Records contained in a dataset:

------------------------------------------------

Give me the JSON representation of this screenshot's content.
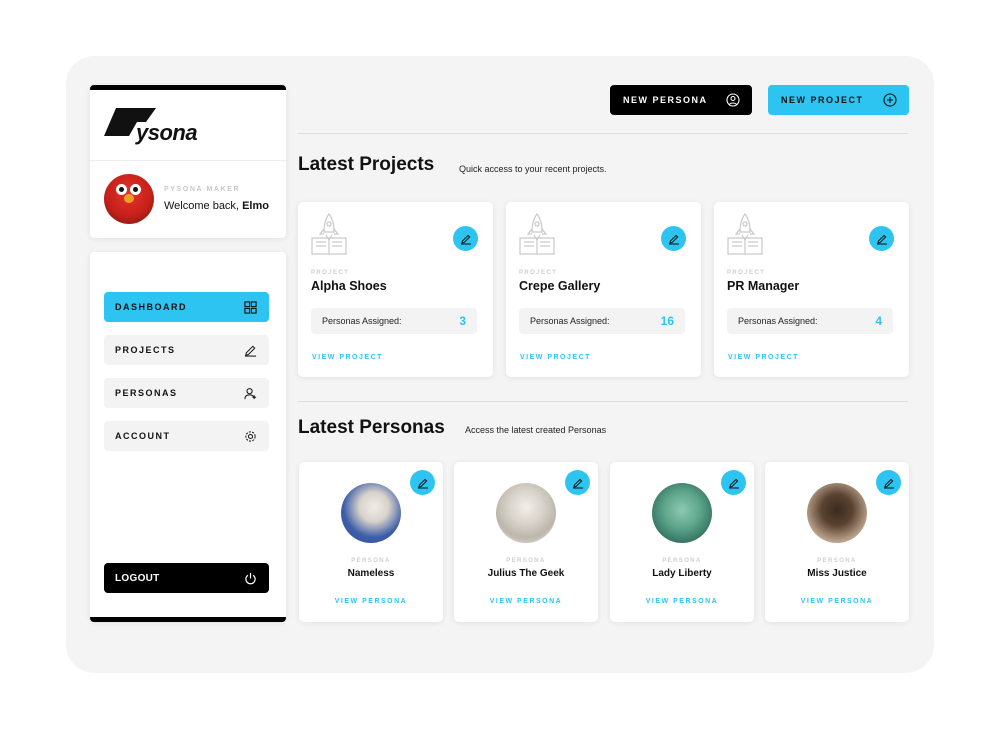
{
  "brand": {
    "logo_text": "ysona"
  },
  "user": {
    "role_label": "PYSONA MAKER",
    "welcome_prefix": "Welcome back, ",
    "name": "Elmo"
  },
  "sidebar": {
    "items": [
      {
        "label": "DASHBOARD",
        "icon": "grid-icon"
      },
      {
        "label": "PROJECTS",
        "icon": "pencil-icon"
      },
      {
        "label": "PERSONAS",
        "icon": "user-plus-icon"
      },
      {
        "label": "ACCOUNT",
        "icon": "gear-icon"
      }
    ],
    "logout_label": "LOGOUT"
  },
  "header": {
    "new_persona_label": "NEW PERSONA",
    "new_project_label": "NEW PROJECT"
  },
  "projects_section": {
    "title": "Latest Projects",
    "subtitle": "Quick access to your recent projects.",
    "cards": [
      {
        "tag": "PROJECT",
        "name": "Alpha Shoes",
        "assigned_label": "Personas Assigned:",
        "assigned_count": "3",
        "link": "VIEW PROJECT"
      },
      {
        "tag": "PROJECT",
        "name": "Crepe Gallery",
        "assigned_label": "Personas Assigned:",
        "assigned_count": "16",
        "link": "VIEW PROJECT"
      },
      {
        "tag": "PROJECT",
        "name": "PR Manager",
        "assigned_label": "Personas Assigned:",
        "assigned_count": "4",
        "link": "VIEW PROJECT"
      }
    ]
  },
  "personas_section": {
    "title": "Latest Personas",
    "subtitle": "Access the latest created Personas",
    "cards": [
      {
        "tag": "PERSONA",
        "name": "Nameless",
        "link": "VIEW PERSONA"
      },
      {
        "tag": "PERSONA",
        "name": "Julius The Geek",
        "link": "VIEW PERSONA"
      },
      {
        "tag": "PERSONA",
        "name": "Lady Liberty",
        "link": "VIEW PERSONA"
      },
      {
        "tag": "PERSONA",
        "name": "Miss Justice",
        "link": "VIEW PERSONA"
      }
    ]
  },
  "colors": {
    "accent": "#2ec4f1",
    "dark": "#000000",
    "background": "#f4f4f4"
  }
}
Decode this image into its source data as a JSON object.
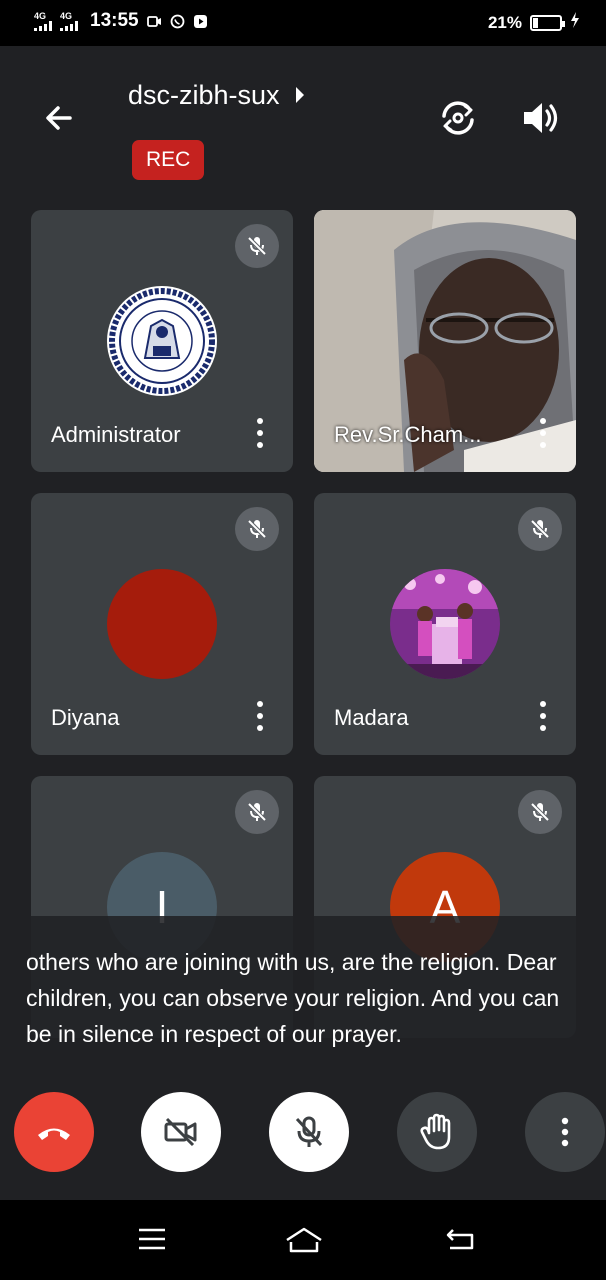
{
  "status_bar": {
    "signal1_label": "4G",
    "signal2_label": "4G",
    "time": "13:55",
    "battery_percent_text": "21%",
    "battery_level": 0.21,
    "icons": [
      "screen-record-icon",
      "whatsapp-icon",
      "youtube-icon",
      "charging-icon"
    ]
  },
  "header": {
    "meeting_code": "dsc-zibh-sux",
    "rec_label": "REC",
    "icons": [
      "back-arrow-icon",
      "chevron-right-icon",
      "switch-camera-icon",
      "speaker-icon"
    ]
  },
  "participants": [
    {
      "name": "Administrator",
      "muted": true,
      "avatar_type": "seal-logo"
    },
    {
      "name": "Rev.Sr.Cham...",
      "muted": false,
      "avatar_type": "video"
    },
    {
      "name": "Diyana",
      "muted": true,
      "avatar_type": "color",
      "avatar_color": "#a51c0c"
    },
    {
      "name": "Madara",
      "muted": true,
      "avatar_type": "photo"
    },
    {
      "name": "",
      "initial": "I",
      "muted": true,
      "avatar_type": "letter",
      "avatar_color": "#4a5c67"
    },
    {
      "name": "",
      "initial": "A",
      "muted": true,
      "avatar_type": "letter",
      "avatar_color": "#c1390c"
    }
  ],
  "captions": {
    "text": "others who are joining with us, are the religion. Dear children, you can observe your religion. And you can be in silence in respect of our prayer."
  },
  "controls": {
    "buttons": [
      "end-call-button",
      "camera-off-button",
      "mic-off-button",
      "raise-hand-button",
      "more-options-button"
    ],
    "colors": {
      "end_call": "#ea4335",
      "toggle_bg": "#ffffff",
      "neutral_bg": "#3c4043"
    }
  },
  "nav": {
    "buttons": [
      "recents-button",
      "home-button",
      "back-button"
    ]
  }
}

------------------------------------------------

> What to work on
Extract every line containing the string "this" from the data above.

> Result of the task
Give me the JSON representation of this screenshot's content.
Decode this image into its source data as a JSON object.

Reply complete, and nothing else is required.